── INPUT RECORDS

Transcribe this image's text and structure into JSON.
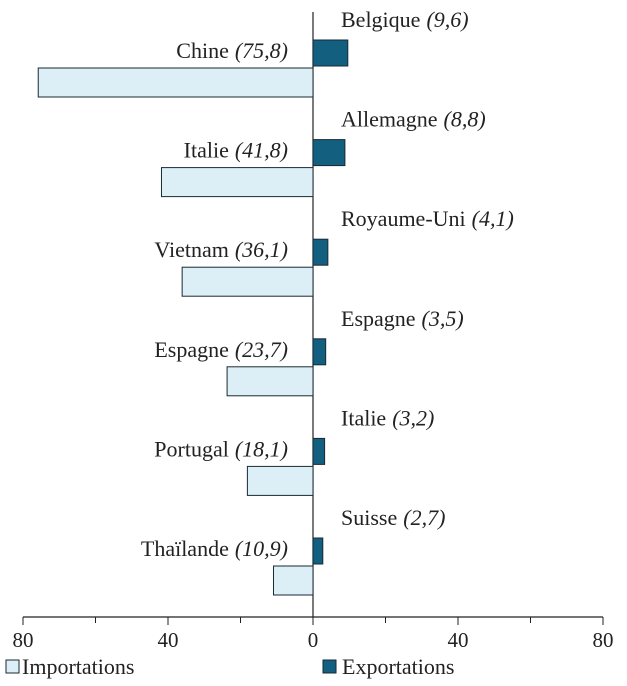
{
  "chart_data": {
    "type": "diverging-bar",
    "series": [
      {
        "name": "Importations",
        "color": "#dceef6",
        "side": "left",
        "categories": [
          "Chine",
          "Italie",
          "Vietnam",
          "Espagne",
          "Portugal",
          "Thaïlande"
        ],
        "values": [
          75.8,
          41.8,
          36.1,
          23.7,
          18.1,
          10.9
        ],
        "value_labels": [
          "(75,8)",
          "(41,8)",
          "(36,1)",
          "(23,7)",
          "(18,1)",
          "(10,9)"
        ]
      },
      {
        "name": "Exportations",
        "color": "#135f80",
        "side": "right",
        "categories": [
          "Belgique",
          "Allemagne",
          "Royaume-Uni",
          "Espagne",
          "Italie",
          "Suisse"
        ],
        "values": [
          9.6,
          8.8,
          4.1,
          3.5,
          3.2,
          2.7
        ],
        "value_labels": [
          "(9,6)",
          "(8,8)",
          "(4,1)",
          "(3,5)",
          "(3,2)",
          "(2,7)"
        ]
      }
    ],
    "xlim": [
      -80,
      80
    ],
    "xticks": [
      {
        "value": -80,
        "label": "80"
      },
      {
        "value": -40,
        "label": "40"
      },
      0,
      40,
      80
    ],
    "minor_xticks": [
      -60,
      -20,
      20,
      60
    ]
  }
}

────

DIRECTIONS — Reproduce the listing above exactly, excluding all pictures.

REPLY TO THE EXERCISE —
Transcribe this image's text and structure into JSON.
{
  "chart_data": {
    "type": "diverging-bar",
    "series": [
      {
        "name": "Importations",
        "color": "#dceef6",
        "side": "left",
        "categories": [
          "Chine",
          "Italie",
          "Vietnam",
          "Espagne",
          "Portugal",
          "Thaïlande"
        ],
        "values": [
          75.8,
          41.8,
          36.1,
          23.7,
          18.1,
          10.9
        ],
        "value_labels": [
          "(75,8)",
          "(41,8)",
          "(36,1)",
          "(23,7)",
          "(18,1)",
          "(10,9)"
        ]
      },
      {
        "name": "Exportations",
        "color": "#135f80",
        "side": "right",
        "categories": [
          "Belgique",
          "Allemagne",
          "Royaume-Uni",
          "Espagne",
          "Italie",
          "Suisse"
        ],
        "values": [
          9.6,
          8.8,
          4.1,
          3.5,
          3.2,
          2.7
        ],
        "value_labels": [
          "(9,6)",
          "(8,8)",
          "(4,1)",
          "(3,5)",
          "(3,2)",
          "(2,7)"
        ]
      }
    ],
    "xlim": [
      -80,
      80
    ],
    "xticks": [
      {
        "value": -80,
        "label": "80"
      },
      {
        "value": -40,
        "label": "40"
      },
      0,
      40,
      80
    ],
    "minor_xticks": [
      -60,
      -20,
      20,
      60
    ]
  }
}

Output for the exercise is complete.